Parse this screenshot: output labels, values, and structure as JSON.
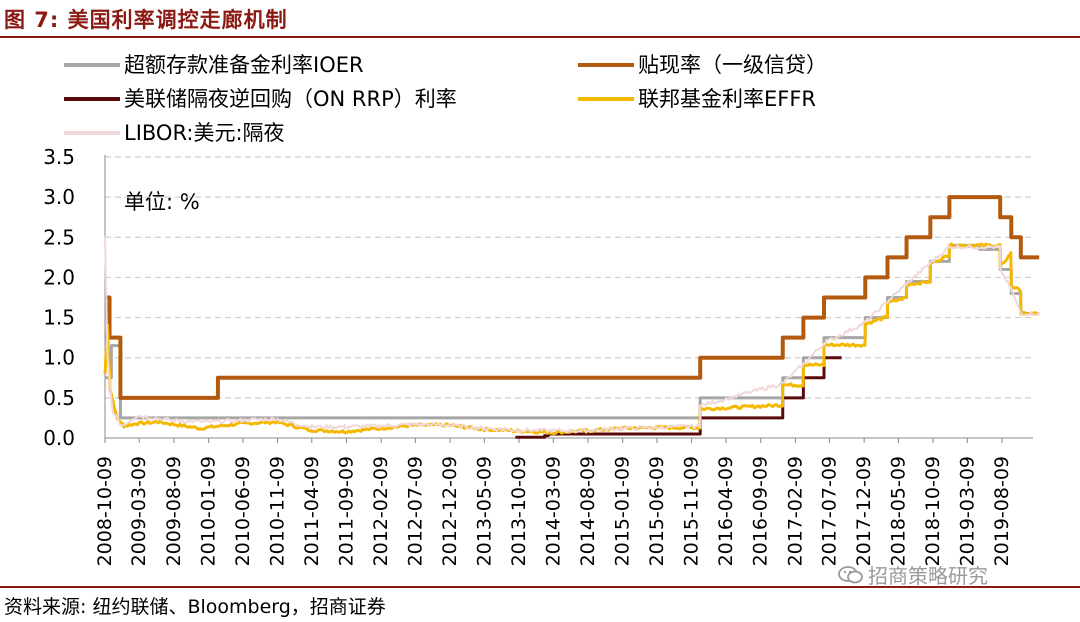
{
  "header": {
    "title": "图 7:  美国利率调控走廊机制"
  },
  "footer": {
    "source": "资料来源:  纽约联储、Bloomberg，招商证券"
  },
  "watermark": {
    "text": "招商策略研究",
    "icon": "wechat-icon"
  },
  "chart_data": {
    "type": "line",
    "unit_label": "单位:  %",
    "ylim": [
      0,
      3.5
    ],
    "yticks": [
      "0.0",
      "0.5",
      "1.0",
      "1.5",
      "2.0",
      "2.5",
      "3.0",
      "3.5"
    ],
    "grid": true,
    "legend_placement": "top",
    "x_tick_labels": [
      "2008-10-09",
      "2009-03-09",
      "2009-08-09",
      "2010-01-09",
      "2010-06-09",
      "2010-11-09",
      "2011-04-09",
      "2011-09-09",
      "2012-02-09",
      "2012-07-09",
      "2012-12-09",
      "2013-05-09",
      "2013-10-09",
      "2014-03-09",
      "2014-08-09",
      "2015-01-09",
      "2015-06-09",
      "2015-11-09",
      "2016-04-09",
      "2016-09-09",
      "2017-02-09",
      "2017-07-09",
      "2017-12-09",
      "2018-05-09",
      "2018-10-09",
      "2019-03-09",
      "2019-08-09"
    ],
    "series": [
      {
        "name": "超额存款准备金利率IOER",
        "color": "#a6a6a6",
        "width": 3,
        "shape": "step",
        "points": [
          [
            "2008-10-09",
            0.75
          ],
          [
            "2008-11-06",
            1.15
          ],
          [
            "2008-12-16",
            0.25
          ],
          [
            "2015-12-17",
            0.5
          ],
          [
            "2016-12-15",
            0.75
          ],
          [
            "2017-03-16",
            1.0
          ],
          [
            "2017-06-15",
            1.25
          ],
          [
            "2017-12-14",
            1.5
          ],
          [
            "2018-03-22",
            1.75
          ],
          [
            "2018-06-14",
            1.95
          ],
          [
            "2018-09-27",
            2.2
          ],
          [
            "2018-12-20",
            2.4
          ],
          [
            "2019-05-02",
            2.35
          ],
          [
            "2019-08-01",
            2.1
          ],
          [
            "2019-09-19",
            1.8
          ],
          [
            "2019-10-31",
            1.55
          ],
          [
            "2020-01-20",
            1.55
          ]
        ]
      },
      {
        "name": "贴现率（一级信贷）",
        "color": "#b35a0f",
        "width": 4,
        "shape": "step",
        "points": [
          [
            "2008-10-09",
            1.75
          ],
          [
            "2008-10-29",
            1.25
          ],
          [
            "2008-12-16",
            0.5
          ],
          [
            "2010-02-19",
            0.75
          ],
          [
            "2015-12-17",
            1.0
          ],
          [
            "2016-12-15",
            1.25
          ],
          [
            "2017-03-16",
            1.5
          ],
          [
            "2017-06-15",
            1.75
          ],
          [
            "2017-12-14",
            2.0
          ],
          [
            "2018-03-22",
            2.25
          ],
          [
            "2018-06-14",
            2.5
          ],
          [
            "2018-09-27",
            2.75
          ],
          [
            "2018-12-20",
            3.0
          ],
          [
            "2019-08-01",
            2.75
          ],
          [
            "2019-09-19",
            2.5
          ],
          [
            "2019-10-31",
            2.25
          ],
          [
            "2020-01-20",
            2.25
          ]
        ]
      },
      {
        "name": "美联储隔夜逆回购（ON RRP）利率",
        "color": "#5a0a0a",
        "width": 3,
        "shape": "step",
        "points": [
          [
            "2013-09-23",
            0.01
          ],
          [
            "2014-01-30",
            0.03
          ],
          [
            "2014-02-15",
            0.05
          ],
          [
            "2015-12-17",
            0.25
          ],
          [
            "2016-12-15",
            0.5
          ],
          [
            "2017-03-16",
            0.75
          ],
          [
            "2017-06-15",
            1.0
          ],
          [
            "2017-09-01",
            1.0
          ]
        ]
      },
      {
        "name": "联邦基金利率EFFR",
        "color": "#f5b800",
        "width": 3,
        "shape": "noisy",
        "points": [
          [
            "2008-10-09",
            0.8
          ],
          [
            "2008-10-20",
            1.4
          ],
          [
            "2008-11-01",
            0.6
          ],
          [
            "2008-12-01",
            0.25
          ],
          [
            "2009-01-01",
            0.15
          ],
          [
            "2009-03-01",
            0.18
          ],
          [
            "2009-06-01",
            0.2
          ],
          [
            "2009-12-01",
            0.12
          ],
          [
            "2010-06-01",
            0.18
          ],
          [
            "2010-11-01",
            0.2
          ],
          [
            "2011-04-01",
            0.1
          ],
          [
            "2011-09-01",
            0.08
          ],
          [
            "2012-02-01",
            0.12
          ],
          [
            "2012-07-01",
            0.16
          ],
          [
            "2012-12-01",
            0.16
          ],
          [
            "2013-05-01",
            0.11
          ],
          [
            "2013-10-01",
            0.09
          ],
          [
            "2014-03-01",
            0.07
          ],
          [
            "2014-08-01",
            0.09
          ],
          [
            "2015-01-01",
            0.12
          ],
          [
            "2015-06-01",
            0.13
          ],
          [
            "2015-12-16",
            0.13
          ],
          [
            "2015-12-17",
            0.36
          ],
          [
            "2016-12-14",
            0.41
          ],
          [
            "2016-12-15",
            0.66
          ],
          [
            "2017-03-15",
            0.66
          ],
          [
            "2017-03-16",
            0.91
          ],
          [
            "2017-06-14",
            0.91
          ],
          [
            "2017-06-15",
            1.16
          ],
          [
            "2017-12-13",
            1.16
          ],
          [
            "2017-12-14",
            1.42
          ],
          [
            "2018-03-21",
            1.51
          ],
          [
            "2018-03-22",
            1.68
          ],
          [
            "2018-06-13",
            1.75
          ],
          [
            "2018-06-14",
            1.91
          ],
          [
            "2018-09-26",
            1.95
          ],
          [
            "2018-09-27",
            2.18
          ],
          [
            "2018-12-19",
            2.27
          ],
          [
            "2018-12-20",
            2.4
          ],
          [
            "2019-07-31",
            2.4
          ],
          [
            "2019-08-01",
            2.13
          ],
          [
            "2019-09-17",
            2.3
          ],
          [
            "2019-09-19",
            1.9
          ],
          [
            "2019-10-30",
            1.83
          ],
          [
            "2019-10-31",
            1.55
          ],
          [
            "2020-01-20",
            1.55
          ]
        ]
      },
      {
        "name": "LIBOR:美元:隔夜",
        "color": "#f0d8d8",
        "width": 2,
        "shape": "noisy",
        "points": [
          [
            "2008-10-09",
            2.5
          ],
          [
            "2008-10-20",
            1.0
          ],
          [
            "2008-11-10",
            0.35
          ],
          [
            "2008-12-20",
            0.15
          ],
          [
            "2009-03-01",
            0.28
          ],
          [
            "2009-08-01",
            0.22
          ],
          [
            "2010-01-01",
            0.2
          ],
          [
            "2010-06-01",
            0.22
          ],
          [
            "2010-11-01",
            0.24
          ],
          [
            "2011-04-01",
            0.14
          ],
          [
            "2011-09-01",
            0.14
          ],
          [
            "2012-02-01",
            0.15
          ],
          [
            "2012-07-01",
            0.17
          ],
          [
            "2012-12-01",
            0.16
          ],
          [
            "2013-05-01",
            0.12
          ],
          [
            "2013-10-01",
            0.1
          ],
          [
            "2014-03-01",
            0.09
          ],
          [
            "2014-08-01",
            0.09
          ],
          [
            "2015-01-01",
            0.12
          ],
          [
            "2015-06-01",
            0.13
          ],
          [
            "2015-12-16",
            0.15
          ],
          [
            "2015-12-17",
            0.4
          ],
          [
            "2016-12-15",
            0.68
          ],
          [
            "2017-03-16",
            0.92
          ],
          [
            "2017-06-15",
            1.18
          ],
          [
            "2017-12-14",
            1.44
          ],
          [
            "2018-03-22",
            1.7
          ],
          [
            "2018-06-14",
            1.92
          ],
          [
            "2018-09-27",
            2.18
          ],
          [
            "2018-12-20",
            2.38
          ],
          [
            "2019-07-31",
            2.38
          ],
          [
            "2019-08-01",
            2.1
          ],
          [
            "2019-09-19",
            1.85
          ],
          [
            "2019-10-31",
            1.55
          ],
          [
            "2020-01-20",
            1.55
          ]
        ]
      }
    ]
  }
}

+ + +

# What is expected:
From the data above, copy each line that has the string "color".

# Reply to the task:
        "color": "#a6a6a6",
        "color": "#b35a0f",
        "color": "#5a0a0a",
        "color": "#f5b800",
        "color": "#f0d8d8",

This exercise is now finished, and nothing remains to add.